• [PROBLEM TO SOLVE]:
Search the records for "this" and copy each line that holds it.

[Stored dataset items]
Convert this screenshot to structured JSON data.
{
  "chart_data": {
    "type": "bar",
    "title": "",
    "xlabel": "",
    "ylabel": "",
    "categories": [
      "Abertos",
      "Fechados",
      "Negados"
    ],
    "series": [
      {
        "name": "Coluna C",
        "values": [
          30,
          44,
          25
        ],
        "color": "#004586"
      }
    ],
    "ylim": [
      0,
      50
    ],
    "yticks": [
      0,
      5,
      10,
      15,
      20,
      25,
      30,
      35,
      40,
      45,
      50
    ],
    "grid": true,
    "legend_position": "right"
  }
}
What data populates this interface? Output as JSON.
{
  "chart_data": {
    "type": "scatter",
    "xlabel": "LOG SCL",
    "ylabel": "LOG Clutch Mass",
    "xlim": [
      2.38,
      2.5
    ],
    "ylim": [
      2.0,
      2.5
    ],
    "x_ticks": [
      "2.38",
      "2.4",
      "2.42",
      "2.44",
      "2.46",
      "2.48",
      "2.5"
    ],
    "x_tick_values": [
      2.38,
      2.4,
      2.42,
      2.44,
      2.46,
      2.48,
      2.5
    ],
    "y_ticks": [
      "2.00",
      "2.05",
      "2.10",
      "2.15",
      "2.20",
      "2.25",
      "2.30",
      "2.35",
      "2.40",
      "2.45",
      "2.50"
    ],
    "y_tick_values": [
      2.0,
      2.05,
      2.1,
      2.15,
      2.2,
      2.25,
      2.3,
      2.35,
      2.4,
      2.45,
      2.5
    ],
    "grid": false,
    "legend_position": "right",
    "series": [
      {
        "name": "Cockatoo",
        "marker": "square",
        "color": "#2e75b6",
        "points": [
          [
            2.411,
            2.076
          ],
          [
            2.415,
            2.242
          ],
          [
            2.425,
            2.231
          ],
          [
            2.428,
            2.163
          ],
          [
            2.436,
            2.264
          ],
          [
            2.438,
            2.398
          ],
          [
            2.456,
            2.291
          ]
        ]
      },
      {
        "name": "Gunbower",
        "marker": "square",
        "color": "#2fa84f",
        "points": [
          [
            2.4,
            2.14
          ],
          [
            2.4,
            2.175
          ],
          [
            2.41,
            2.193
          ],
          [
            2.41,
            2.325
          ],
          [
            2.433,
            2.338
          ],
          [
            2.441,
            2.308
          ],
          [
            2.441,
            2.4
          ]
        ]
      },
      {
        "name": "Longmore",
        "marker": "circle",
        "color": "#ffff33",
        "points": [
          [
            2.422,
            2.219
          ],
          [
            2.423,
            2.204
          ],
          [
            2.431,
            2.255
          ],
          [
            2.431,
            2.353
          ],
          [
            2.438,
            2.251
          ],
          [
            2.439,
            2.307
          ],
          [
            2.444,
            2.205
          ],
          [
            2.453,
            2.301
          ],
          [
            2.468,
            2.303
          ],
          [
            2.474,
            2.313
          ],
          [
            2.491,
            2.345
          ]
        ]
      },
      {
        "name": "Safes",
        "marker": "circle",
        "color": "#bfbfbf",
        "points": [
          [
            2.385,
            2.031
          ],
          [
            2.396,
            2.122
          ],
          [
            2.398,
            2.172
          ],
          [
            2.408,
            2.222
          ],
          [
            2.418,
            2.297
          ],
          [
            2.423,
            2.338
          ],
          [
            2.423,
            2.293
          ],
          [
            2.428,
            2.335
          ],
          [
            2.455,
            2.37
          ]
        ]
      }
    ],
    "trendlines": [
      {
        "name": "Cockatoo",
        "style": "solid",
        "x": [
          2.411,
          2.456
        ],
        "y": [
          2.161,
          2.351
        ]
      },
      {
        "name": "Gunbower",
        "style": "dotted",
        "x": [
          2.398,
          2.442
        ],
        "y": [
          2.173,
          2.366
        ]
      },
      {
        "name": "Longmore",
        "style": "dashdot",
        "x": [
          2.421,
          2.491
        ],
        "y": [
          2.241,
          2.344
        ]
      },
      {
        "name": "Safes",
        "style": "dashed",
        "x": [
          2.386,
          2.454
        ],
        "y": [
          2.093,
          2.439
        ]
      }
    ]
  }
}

• [FULL OUTPUT]:
Convert this screenshot to structured JSON data.
What data populates this interface? Output as JSON.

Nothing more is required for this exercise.